*GIVEN INSTRUCTION*
Could you write out every record below exactly, leaving out any pictures?

*THE RECORDS*
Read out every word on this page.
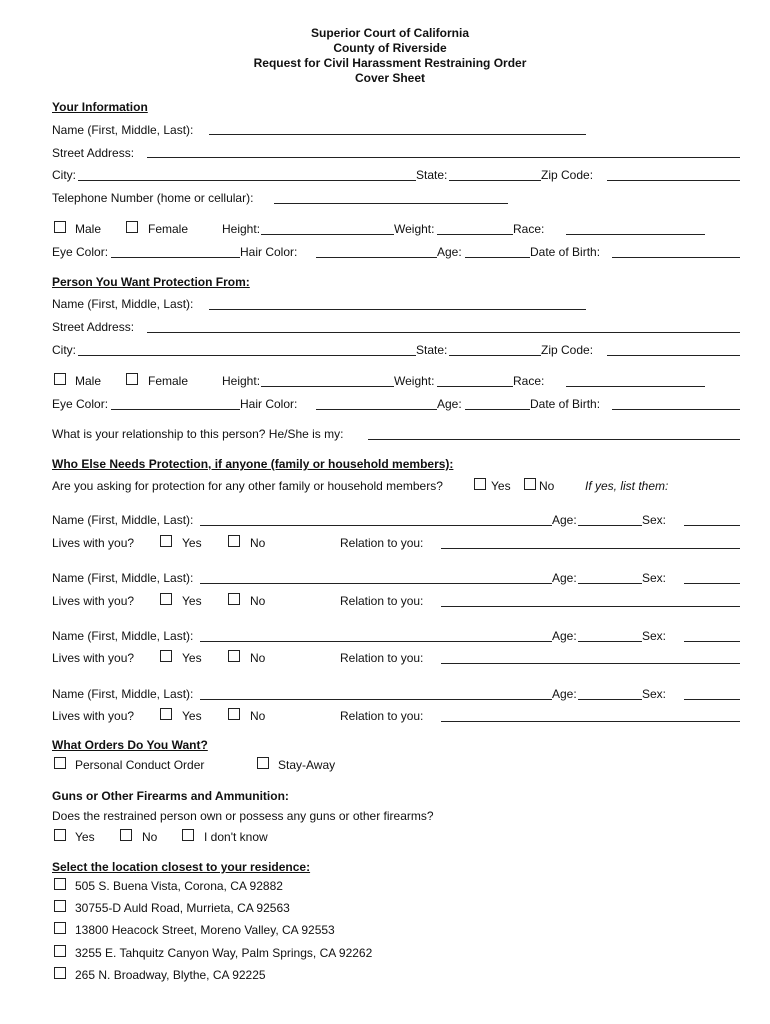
Superior Court of California
County of Riverside
Request for Civil Harassment Restraining Order
Cover Sheet
Your Information
Name (First, Middle, Last):
Street Address:
City:	State:	Zip Code:
Telephone Number (home or cellular):
Male	Female	Height:	Weight:	Race:
Eye Color:	Hair Color:	Age:	Date of Birth:
Person You Want Protection From:
Name (First, Middle, Last):
Street Address:
City:	State:	Zip Code:
Male	Female	Height:	Weight:	Race:
Eye Color:	Hair Color:	Age:	Date of Birth:
What is your relationship to this person? He/She is my:
Who Else Needs Protection, if anyone (family or household members):
Are you asking for protection for any other family or household members?	Yes No	If yes, list them:
Name (First, Middle, Last):	Age:	Sex:
Lives with you?	Yes	No	Relation to you:
Name (First, Middle, Last):	Age:	Sex:
Lives with you?	Yes	No	Relation to you:
Name (First, Middle, Last):	Age:	Sex:
Lives with you?	Yes	No	Relation to you:
Name (First, Middle, Last):	Age:	Sex:
Lives with you?	Yes	No	Relation to you:
What Orders Do You Want?
Personal Conduct Order	Stay-Away
Guns or Other Firearms and Ammunition:
Does the restrained person own or possess any guns or other firearms?
Yes	No	I don't know
Select the location closest to your residence:
505 S. Buena Vista, Corona, CA 92882
30755-D Auld Road, Murrieta, CA 92563
13800 Heacock Street, Moreno Valley, CA 92553
3255 E. Tahquitz Canyon Way, Palm Springs, CA 92262
265 N. Broadway, Blythe, CA 92225
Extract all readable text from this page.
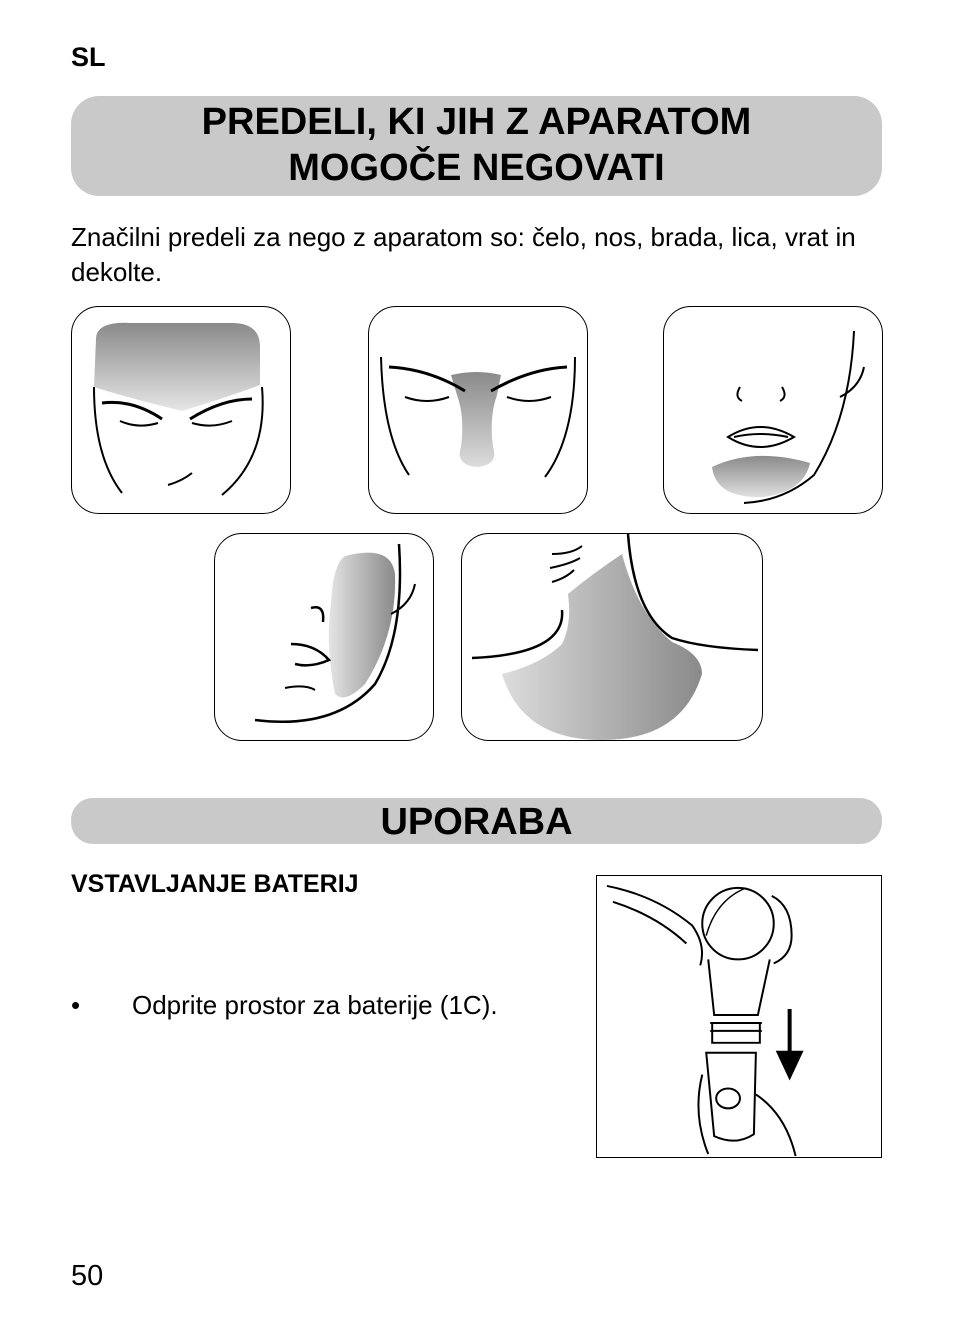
SL
PREDELI, KI JIH Z APARATOM
MOGOČE NEGOVATI
Značilni predeli za nego z aparatom so: čelo, nos, brada, lica, vrat in dekolte.
UPORABA
VSTAVLJANJE BATERIJ
•	Odprite prostor za baterije (1C).
50
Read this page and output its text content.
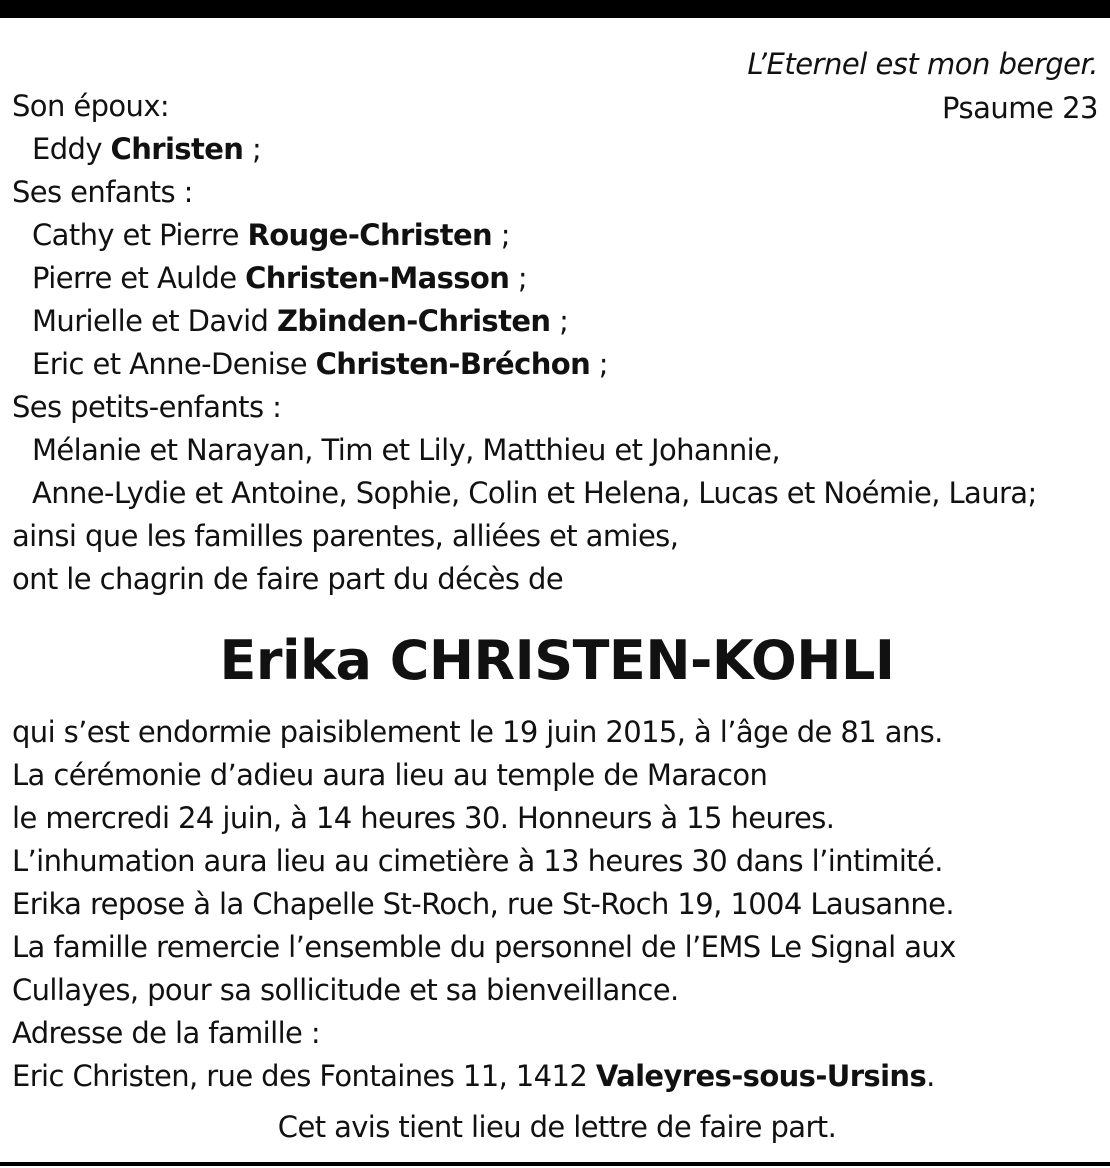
L’Eternel est mon berger.
Psaume 23
Son époux:
Eddy Christen ;
Ses enfants :
Cathy et Pierre Rouge-Christen ;
Pierre et Aulde Christen-Masson ;
Murielle et David Zbinden-Christen ;
Eric et Anne-Denise Christen-Bréchon ;
Ses petits-enfants :
Mélanie et Narayan, Tim et Lily, Matthieu et Johannie,
Anne-Lydie et Antoine, Sophie, Colin et Helena, Lucas et Noémie, Laura;
ainsi que les familles parentes, alliées et amies,
ont le chagrin de faire part du décès de
Erika CHRISTEN-KOHLI
qui s’est endormie paisiblement le 19 juin 2015, à l’âge de 81 ans.
La cérémonie d’adieu aura lieu au temple de Maracon
le mercredi 24 juin, à 14 heures 30. Honneurs à 15 heures.
L’inhumation aura lieu au cimetière à 13 heures 30 dans l’intimité.
Erika repose à la Chapelle St-Roch, rue St-Roch 19, 1004 Lausanne.
La famille remercie l’ensemble du personnel de l’EMS Le Signal aux
Cullayes, pour sa sollicitude et sa bienveillance.
Adresse de la famille :
Eric Christen, rue des Fontaines 11, 1412 Valeyres-sous-Ursins.
Cet avis tient lieu de lettre de faire part.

*SOLUTION*
Read out every word on this page.
Superior Court of California
County of Riverside
Request for Civil Harassment Restraining Order
Cover Sheet
Your Information
Name (First, Middle, Last):
Street Address:
City:	State:	Zip Code:
Telephone Number (home or cellular):
Male	Female	Height:	Weight:	Race:
Eye Color:	Hair Color:	Age:	Date of Birth:
Person You Want Protection From:
Name (First, Middle, Last):
Street Address:
City:	State:	Zip Code:
Male	Female	Height:	Weight:	Race:
Eye Color:	Hair Color:	Age:	Date of Birth:
What is your relationship to this person? He/She is my:
Who Else Needs Protection, if anyone (family or household members):
Are you asking for protection for any other family or household members?	Yes No	If yes, list them:
Name (First, Middle, Last):	Age:	Sex:
Lives with you?	Yes	No	Relation to you:
Name (First, Middle, Last):	Age:	Sex:
Lives with you?	Yes	No	Relation to you:
Name (First, Middle, Last):	Age:	Sex:
Lives with you?	Yes	No	Relation to you:
Name (First, Middle, Last):	Age:	Sex:
Lives with you?	Yes	No	Relation to you:
What Orders Do You Want?
Personal Conduct Order	Stay-Away
Guns or Other Firearms and Ammunition:
Does the restrained person own or possess any guns or other firearms?
Yes	No	I don't know
Select the location closest to your residence:
505 S. Buena Vista, Corona, CA 92882
30755-D Auld Road, Murrieta, CA 92563
13800 Heacock Street, Moreno Valley, CA 92553
3255 E. Tahquitz Canyon Way, Palm Springs, CA 92262
265 N. Broadway, Blythe, CA 92225
Extract all readable text from this page.
SL
PREDELI, KI JIH Z APARATOM
MOGOČE NEGOVATI
Značilni predeli za nego z aparatom so: čelo, nos, brada, lica, vrat in dekolte.
UPORABA
VSTAVLJANJE BATERIJ
•	Odprite prostor za baterije (1C).
50
Read this page and output its text content.
L’Eternel est mon berger.
Psaume 23
Son époux:
Eddy Christen ;
Ses enfants :
Cathy et Pierre Rouge-Christen ;
Pierre et Aulde Christen-Masson ;
Murielle et David Zbinden-Christen ;
Eric et Anne-Denise Christen-Bréchon ;
Ses petits-enfants :
Mélanie et Narayan, Tim et Lily, Matthieu et Johannie,
Anne-Lydie et Antoine, Sophie, Colin et Helena, Lucas et Noémie, Laura;
ainsi que les familles parentes, alliées et amies,
ont le chagrin de faire part du décès de
Erika CHRISTEN-KOHLI
qui s’est endormie paisiblement le 19 juin 2015, à l’âge de 81 ans.
La cérémonie d’adieu aura lieu au temple de Maracon
le mercredi 24 juin, à 14 heures 30. Honneurs à 15 heures.
L’inhumation aura lieu au cimetière à 13 heures 30 dans l’intimité.
Erika repose à la Chapelle St-Roch, rue St-Roch 19, 1004 Lausanne.
La famille remercie l’ensemble du personnel de l’EMS Le Signal aux
Cullayes, pour sa sollicitude et sa bienveillance.
Adresse de la famille :
Eric Christen, rue des Fontaines 11, 1412 Valeyres-sous-Ursins.
Cet avis tient lieu de lettre de faire part.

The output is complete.